Dataset rows:
####################
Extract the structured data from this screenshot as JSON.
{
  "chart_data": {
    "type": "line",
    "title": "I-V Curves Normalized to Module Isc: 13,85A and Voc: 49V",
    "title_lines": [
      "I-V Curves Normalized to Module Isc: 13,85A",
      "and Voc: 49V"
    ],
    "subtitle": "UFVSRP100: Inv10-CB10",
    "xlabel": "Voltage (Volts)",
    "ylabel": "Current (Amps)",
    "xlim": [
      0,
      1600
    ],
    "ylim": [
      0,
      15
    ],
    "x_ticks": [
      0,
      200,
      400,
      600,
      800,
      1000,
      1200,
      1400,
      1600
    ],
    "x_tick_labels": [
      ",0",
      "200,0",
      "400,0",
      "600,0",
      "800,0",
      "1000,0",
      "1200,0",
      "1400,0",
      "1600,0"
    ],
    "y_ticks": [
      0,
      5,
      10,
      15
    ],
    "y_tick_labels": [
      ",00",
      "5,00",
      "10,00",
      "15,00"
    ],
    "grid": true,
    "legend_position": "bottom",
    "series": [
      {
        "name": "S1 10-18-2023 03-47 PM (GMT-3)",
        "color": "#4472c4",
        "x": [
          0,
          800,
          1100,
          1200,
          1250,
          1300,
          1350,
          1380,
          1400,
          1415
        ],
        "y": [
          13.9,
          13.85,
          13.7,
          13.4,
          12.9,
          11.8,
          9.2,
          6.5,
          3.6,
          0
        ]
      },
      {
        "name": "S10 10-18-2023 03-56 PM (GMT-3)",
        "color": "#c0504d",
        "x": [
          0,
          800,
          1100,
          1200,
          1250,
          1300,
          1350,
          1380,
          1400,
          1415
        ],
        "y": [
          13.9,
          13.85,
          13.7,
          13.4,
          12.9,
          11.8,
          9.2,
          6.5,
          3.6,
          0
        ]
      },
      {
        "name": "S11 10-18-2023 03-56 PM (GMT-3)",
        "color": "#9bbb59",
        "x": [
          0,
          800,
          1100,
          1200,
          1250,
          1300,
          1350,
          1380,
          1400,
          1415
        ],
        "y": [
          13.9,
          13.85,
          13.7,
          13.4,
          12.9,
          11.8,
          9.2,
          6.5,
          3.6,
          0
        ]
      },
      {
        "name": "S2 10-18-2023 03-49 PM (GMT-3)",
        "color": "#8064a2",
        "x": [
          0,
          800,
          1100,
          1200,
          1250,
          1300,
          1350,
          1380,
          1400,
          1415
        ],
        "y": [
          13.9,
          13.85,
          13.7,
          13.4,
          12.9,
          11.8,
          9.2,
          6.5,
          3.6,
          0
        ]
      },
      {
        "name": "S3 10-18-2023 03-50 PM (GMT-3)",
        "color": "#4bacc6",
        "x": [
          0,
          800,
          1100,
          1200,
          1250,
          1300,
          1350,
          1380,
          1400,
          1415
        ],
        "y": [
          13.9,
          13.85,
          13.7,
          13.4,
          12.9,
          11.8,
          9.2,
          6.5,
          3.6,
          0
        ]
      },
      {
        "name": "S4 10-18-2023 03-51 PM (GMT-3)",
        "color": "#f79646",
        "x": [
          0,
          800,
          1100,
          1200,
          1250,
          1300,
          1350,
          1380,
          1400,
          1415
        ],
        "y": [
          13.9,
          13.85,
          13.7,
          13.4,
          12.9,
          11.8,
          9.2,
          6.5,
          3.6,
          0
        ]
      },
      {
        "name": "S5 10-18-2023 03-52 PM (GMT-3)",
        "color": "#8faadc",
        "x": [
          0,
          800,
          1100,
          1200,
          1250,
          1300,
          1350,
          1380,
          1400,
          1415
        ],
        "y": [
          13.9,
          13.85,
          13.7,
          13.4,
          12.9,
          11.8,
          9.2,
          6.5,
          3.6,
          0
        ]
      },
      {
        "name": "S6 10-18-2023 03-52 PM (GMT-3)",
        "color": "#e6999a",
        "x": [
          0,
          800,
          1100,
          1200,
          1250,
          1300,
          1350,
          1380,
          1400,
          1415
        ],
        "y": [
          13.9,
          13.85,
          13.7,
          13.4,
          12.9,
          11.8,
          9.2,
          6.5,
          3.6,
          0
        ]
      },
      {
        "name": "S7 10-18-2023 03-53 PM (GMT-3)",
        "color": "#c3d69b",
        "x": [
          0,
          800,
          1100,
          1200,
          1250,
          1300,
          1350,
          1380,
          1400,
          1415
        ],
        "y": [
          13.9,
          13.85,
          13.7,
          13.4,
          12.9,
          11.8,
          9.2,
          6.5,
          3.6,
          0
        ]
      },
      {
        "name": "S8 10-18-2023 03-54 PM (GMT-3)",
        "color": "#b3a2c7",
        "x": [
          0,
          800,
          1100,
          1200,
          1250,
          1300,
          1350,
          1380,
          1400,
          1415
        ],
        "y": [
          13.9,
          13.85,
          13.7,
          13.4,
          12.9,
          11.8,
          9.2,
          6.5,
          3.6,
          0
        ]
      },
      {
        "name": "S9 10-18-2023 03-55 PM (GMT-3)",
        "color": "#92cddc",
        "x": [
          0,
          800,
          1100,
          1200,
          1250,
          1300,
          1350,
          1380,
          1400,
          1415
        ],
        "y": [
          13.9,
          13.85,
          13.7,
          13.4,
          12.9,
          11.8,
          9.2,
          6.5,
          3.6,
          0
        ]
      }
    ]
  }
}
####################
Report only a number: how many lines in the material above contain the string "Module".

* **RESULT**
2